◆ Aim ◆
Return the full material exactly.

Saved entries
----------------

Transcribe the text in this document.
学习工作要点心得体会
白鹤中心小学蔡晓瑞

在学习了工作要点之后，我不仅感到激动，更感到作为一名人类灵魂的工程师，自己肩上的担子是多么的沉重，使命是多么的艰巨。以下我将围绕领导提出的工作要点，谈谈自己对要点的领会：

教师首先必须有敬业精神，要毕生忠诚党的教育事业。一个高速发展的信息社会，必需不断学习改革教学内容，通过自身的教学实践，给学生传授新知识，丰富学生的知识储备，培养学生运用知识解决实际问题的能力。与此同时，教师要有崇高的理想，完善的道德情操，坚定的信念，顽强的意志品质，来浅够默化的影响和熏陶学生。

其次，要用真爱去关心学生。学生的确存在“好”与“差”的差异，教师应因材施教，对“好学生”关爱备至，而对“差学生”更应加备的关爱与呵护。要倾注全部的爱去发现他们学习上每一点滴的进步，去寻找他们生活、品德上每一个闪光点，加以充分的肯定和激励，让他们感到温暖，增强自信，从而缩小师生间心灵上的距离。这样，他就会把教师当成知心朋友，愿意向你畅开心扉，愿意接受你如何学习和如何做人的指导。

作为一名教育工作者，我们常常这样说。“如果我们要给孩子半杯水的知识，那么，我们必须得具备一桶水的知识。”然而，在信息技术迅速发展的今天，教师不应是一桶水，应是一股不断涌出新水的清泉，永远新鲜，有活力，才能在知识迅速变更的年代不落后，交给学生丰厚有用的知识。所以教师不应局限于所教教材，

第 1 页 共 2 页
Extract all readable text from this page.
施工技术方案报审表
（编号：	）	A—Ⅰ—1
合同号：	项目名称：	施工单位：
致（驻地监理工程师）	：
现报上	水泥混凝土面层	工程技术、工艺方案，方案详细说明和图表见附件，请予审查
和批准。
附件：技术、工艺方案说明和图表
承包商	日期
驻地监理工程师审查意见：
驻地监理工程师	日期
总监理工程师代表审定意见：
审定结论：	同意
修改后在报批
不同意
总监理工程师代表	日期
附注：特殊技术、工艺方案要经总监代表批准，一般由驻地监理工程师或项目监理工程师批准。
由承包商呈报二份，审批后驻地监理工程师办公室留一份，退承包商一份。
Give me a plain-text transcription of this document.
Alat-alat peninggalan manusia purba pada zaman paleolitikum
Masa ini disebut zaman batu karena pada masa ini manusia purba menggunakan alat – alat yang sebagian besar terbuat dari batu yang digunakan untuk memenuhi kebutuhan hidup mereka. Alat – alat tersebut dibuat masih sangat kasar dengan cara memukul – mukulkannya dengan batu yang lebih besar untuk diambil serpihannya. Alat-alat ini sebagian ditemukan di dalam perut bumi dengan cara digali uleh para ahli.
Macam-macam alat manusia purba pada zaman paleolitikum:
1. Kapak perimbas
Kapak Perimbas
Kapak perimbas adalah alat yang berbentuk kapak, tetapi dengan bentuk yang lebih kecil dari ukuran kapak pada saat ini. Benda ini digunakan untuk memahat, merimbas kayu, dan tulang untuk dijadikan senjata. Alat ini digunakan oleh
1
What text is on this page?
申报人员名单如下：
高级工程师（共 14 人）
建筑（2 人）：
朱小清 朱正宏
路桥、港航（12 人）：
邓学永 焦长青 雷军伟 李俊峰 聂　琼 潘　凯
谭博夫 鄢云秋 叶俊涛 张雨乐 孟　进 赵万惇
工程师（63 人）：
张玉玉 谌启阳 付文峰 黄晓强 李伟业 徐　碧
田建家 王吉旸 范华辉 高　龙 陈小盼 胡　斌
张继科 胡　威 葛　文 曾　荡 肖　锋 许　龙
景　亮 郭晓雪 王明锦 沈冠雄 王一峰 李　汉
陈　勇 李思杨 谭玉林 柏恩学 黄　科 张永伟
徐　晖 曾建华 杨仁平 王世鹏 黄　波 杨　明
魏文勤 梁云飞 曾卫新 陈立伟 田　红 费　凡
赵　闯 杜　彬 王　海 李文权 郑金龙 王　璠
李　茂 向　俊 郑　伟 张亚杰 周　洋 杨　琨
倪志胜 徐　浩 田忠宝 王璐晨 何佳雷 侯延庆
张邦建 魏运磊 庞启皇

----------------

◆ Solution to the exercise ◆
Transcribe the text in this document.
学习工作要点心得体会
白鹤中心小学蔡晓瑞

在学习了工作要点之后，我不仅感到激动，更感到作为一名人类灵魂的工程师，自己肩上的担子是多么的沉重，使命是多么的艰巨。以下我将围绕领导提出的工作要点，谈谈自己对要点的领会：

教师首先必须有敬业精神，要毕生忠诚党的教育事业。一个高速发展的信息社会，必需不断学习改革教学内容，通过自身的教学实践，给学生传授新知识，丰富学生的知识储备，培养学生运用知识解决实际问题的能力。与此同时，教师要有崇高的理想，完善的道德情操，坚定的信念，顽强的意志品质，来浅够默化的影响和熏陶学生。

其次，要用真爱去关心学生。学生的确存在“好”与“差”的差异，教师应因材施教，对“好学生”关爱备至，而对“差学生”更应加备的关爱与呵护。要倾注全部的爱去发现他们学习上每一点滴的进步，去寻找他们生活、品德上每一个闪光点，加以充分的肯定和激励，让他们感到温暖，增强自信，从而缩小师生间心灵上的距离。这样，他就会把教师当成知心朋友，愿意向你畅开心扉，愿意接受你如何学习和如何做人的指导。

作为一名教育工作者，我们常常这样说。“如果我们要给孩子半杯水的知识，那么，我们必须得具备一桶水的知识。”然而，在信息技术迅速发展的今天，教师不应是一桶水，应是一股不断涌出新水的清泉，永远新鲜，有活力，才能在知识迅速变更的年代不落后，交给学生丰厚有用的知识。所以教师不应局限于所教教材，

第 1 页 共 2 页
Extract all readable text from this page.
施工技术方案报审表
（编号：	）	A—Ⅰ—1
合同号：	项目名称：	施工单位：
致（驻地监理工程师）	：
现报上	水泥混凝土面层	工程技术、工艺方案，方案详细说明和图表见附件，请予审查
和批准。
附件：技术、工艺方案说明和图表
承包商	日期
驻地监理工程师审查意见：
驻地监理工程师	日期
总监理工程师代表审定意见：
审定结论：	同意
修改后在报批
不同意
总监理工程师代表	日期
附注：特殊技术、工艺方案要经总监代表批准，一般由驻地监理工程师或项目监理工程师批准。
由承包商呈报二份，审批后驻地监理工程师办公室留一份，退承包商一份。
Give me a plain-text transcription of this document.
Alat-alat peninggalan manusia purba pada zaman paleolitikum
Masa ini disebut zaman batu karena pada masa ini manusia purba menggunakan alat – alat yang sebagian besar terbuat dari batu yang digunakan untuk memenuhi kebutuhan hidup mereka. Alat – alat tersebut dibuat masih sangat kasar dengan cara memukul – mukulkannya dengan batu yang lebih besar untuk diambil serpihannya. Alat-alat ini sebagian ditemukan di dalam perut bumi dengan cara digali uleh para ahli.
Macam-macam alat manusia purba pada zaman paleolitikum:
1. Kapak perimbas
Kapak Perimbas
Kapak perimbas adalah alat yang berbentuk kapak, tetapi dengan bentuk yang lebih kecil dari ukuran kapak pada saat ini. Benda ini digunakan untuk memahat, merimbas kayu, dan tulang untuk dijadikan senjata. Alat ini digunakan oleh
1
What text is on this page?
申报人员名单如下：
高级工程师（共 14 人）
建筑（2 人）：
朱小清 朱正宏
路桥、港航（12 人）：
邓学永 焦长青 雷军伟 李俊峰 聂　琼 潘　凯
谭博夫 鄢云秋 叶俊涛 张雨乐 孟　进 赵万惇
工程师（63 人）：
张玉玉 谌启阳 付文峰 黄晓强 李伟业 徐　碧
田建家 王吉旸 范华辉 高　龙 陈小盼 胡　斌
张继科 胡　威 葛　文 曾　荡 肖　锋 许　龙
景　亮 郭晓雪 王明锦 沈冠雄 王一峰 李　汉
陈　勇 李思杨 谭玉林 柏恩学 黄　科 张永伟
徐　晖 曾建华 杨仁平 王世鹏 黄　波 杨　明
魏文勤 梁云飞 曾卫新 陈立伟 田　红 费　凡
赵　闯 杜　彬 王　海 李文权 郑金龙 王　璠
李　茂 向　俊 郑　伟 张亚杰 周　洋 杨　琨
倪志胜 徐　浩 田忠宝 王璐晨 何佳雷 侯延庆
张邦建 魏运磊 庞启皇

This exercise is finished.